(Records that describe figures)

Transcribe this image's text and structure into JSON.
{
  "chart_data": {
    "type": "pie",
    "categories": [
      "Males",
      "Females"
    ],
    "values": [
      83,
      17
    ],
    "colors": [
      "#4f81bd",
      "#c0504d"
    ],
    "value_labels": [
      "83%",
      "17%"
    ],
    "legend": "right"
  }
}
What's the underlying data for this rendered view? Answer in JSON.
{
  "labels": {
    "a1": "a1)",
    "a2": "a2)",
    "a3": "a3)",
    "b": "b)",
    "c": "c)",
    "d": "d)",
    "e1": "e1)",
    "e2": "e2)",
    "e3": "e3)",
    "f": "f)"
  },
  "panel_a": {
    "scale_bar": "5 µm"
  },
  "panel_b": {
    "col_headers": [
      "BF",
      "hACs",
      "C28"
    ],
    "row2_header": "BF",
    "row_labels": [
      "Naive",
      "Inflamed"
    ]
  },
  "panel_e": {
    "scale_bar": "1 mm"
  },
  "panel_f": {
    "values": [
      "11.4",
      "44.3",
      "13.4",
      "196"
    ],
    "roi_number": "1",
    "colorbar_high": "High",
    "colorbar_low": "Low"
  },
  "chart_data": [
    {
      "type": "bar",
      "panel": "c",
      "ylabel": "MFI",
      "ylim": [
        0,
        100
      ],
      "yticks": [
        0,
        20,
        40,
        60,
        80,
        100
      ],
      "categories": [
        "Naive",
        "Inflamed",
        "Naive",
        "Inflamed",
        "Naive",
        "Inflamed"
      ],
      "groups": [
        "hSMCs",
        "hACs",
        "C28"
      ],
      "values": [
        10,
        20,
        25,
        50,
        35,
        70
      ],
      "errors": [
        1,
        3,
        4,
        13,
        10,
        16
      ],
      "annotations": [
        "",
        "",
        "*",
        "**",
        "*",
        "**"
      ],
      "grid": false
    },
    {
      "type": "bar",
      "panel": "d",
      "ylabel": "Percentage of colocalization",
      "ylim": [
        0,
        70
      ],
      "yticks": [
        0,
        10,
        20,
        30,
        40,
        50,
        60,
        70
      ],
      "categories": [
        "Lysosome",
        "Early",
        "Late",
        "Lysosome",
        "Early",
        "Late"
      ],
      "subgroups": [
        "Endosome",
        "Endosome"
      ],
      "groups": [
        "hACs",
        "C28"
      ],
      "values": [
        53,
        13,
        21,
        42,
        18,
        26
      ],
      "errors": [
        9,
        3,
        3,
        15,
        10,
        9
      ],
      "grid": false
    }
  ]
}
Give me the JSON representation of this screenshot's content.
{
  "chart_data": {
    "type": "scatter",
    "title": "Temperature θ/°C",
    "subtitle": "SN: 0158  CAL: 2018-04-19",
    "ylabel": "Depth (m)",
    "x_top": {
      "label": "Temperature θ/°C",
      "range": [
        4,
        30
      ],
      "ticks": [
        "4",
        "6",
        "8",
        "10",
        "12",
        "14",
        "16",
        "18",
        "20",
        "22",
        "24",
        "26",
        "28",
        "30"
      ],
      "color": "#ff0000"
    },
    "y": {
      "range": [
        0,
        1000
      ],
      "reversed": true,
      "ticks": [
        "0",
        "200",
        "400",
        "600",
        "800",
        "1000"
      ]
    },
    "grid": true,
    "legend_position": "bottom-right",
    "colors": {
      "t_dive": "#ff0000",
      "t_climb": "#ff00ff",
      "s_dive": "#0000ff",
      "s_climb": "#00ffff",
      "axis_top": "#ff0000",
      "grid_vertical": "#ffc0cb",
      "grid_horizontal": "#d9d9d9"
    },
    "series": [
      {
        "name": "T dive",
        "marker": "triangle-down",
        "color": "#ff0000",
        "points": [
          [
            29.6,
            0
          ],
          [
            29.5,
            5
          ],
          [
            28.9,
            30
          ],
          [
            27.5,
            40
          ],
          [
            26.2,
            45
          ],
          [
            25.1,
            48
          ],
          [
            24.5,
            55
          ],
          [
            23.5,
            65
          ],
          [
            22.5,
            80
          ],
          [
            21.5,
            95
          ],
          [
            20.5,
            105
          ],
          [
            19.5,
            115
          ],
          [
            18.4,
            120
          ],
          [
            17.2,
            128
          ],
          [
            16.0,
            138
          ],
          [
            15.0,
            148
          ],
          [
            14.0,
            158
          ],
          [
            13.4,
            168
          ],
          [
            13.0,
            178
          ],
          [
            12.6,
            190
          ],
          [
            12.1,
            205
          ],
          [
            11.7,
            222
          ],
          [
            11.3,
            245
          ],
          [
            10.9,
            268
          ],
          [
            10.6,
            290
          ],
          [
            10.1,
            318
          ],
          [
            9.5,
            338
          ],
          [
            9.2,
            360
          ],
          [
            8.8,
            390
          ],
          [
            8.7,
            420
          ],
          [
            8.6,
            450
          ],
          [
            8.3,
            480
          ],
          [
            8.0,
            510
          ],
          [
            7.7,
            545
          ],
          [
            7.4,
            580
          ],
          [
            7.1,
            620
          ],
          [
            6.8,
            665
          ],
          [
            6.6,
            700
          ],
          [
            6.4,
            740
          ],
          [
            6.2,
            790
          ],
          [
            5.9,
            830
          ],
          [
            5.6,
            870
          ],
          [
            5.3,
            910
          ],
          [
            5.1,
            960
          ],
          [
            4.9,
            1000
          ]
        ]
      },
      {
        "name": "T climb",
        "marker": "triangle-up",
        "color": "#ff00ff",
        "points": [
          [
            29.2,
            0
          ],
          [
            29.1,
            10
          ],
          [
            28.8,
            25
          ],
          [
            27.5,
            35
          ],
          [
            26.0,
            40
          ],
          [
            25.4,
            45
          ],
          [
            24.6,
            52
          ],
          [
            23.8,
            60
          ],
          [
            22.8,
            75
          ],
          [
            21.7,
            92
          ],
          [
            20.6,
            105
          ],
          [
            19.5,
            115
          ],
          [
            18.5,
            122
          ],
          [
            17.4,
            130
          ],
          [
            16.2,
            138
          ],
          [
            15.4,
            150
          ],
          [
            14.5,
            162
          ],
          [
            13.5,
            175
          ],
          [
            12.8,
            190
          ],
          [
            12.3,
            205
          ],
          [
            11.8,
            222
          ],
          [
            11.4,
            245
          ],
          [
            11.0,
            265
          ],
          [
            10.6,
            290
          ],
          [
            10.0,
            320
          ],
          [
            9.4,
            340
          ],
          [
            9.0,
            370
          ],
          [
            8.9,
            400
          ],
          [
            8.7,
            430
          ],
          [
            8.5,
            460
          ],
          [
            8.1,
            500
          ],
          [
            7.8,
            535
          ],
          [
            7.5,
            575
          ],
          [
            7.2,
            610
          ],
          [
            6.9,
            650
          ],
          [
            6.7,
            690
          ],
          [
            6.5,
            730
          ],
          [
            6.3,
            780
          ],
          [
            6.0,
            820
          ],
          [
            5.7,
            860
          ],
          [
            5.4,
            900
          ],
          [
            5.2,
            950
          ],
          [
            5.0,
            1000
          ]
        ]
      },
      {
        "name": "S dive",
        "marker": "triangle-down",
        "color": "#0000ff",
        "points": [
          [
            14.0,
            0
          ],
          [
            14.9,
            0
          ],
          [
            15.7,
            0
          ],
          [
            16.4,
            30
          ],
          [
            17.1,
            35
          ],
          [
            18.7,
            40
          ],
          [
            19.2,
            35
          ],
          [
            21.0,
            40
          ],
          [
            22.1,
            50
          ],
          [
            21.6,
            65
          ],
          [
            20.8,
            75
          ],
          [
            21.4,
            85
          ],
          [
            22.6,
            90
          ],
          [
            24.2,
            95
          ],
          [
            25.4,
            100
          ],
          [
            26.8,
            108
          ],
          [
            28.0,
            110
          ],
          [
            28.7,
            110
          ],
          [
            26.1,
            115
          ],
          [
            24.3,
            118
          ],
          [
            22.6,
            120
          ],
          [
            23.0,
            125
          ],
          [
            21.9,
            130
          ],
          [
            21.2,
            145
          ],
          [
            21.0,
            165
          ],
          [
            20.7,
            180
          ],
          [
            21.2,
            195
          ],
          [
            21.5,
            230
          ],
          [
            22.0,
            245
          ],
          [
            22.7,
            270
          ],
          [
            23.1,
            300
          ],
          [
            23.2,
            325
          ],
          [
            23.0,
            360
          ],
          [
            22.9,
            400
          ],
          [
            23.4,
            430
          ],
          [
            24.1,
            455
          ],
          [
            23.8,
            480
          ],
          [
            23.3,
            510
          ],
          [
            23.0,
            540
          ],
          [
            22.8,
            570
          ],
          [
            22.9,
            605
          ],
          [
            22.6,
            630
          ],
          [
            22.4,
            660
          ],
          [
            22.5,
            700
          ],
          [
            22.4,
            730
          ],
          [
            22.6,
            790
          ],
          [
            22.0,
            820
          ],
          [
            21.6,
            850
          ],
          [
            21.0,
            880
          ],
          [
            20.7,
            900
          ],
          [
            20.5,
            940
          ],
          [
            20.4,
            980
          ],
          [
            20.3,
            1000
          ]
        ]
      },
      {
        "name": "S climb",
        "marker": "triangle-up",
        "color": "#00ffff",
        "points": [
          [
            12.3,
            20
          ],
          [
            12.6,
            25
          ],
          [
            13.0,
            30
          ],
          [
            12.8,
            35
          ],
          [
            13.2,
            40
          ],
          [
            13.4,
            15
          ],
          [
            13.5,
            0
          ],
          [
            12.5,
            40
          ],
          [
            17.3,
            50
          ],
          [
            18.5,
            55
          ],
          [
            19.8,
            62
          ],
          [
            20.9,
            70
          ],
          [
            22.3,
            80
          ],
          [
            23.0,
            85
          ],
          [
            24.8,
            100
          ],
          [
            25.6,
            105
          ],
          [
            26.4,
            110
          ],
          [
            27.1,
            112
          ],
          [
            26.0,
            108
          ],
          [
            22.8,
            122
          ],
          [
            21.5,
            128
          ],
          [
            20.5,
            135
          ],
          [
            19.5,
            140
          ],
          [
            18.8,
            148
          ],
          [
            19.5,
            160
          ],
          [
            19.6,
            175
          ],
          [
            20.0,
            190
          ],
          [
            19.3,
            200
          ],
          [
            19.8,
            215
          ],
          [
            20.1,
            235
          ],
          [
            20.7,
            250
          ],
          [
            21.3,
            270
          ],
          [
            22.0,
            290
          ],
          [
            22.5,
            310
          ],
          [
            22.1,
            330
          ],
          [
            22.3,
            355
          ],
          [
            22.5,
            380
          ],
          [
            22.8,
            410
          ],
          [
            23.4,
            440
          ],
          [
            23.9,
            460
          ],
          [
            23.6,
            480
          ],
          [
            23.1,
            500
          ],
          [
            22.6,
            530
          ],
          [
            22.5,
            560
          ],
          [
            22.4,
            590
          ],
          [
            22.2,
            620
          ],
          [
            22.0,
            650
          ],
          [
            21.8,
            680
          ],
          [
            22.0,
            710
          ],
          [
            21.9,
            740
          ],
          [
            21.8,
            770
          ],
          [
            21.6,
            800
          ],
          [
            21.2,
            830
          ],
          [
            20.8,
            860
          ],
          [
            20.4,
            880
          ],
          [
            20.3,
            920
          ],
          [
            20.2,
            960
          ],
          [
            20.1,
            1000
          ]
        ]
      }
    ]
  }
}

### Stated goal
Where a line holds "Temperature", copy that line.

### Response to this task
    "title": "Temperature θ/°C",
      "label": "Temperature θ/°C",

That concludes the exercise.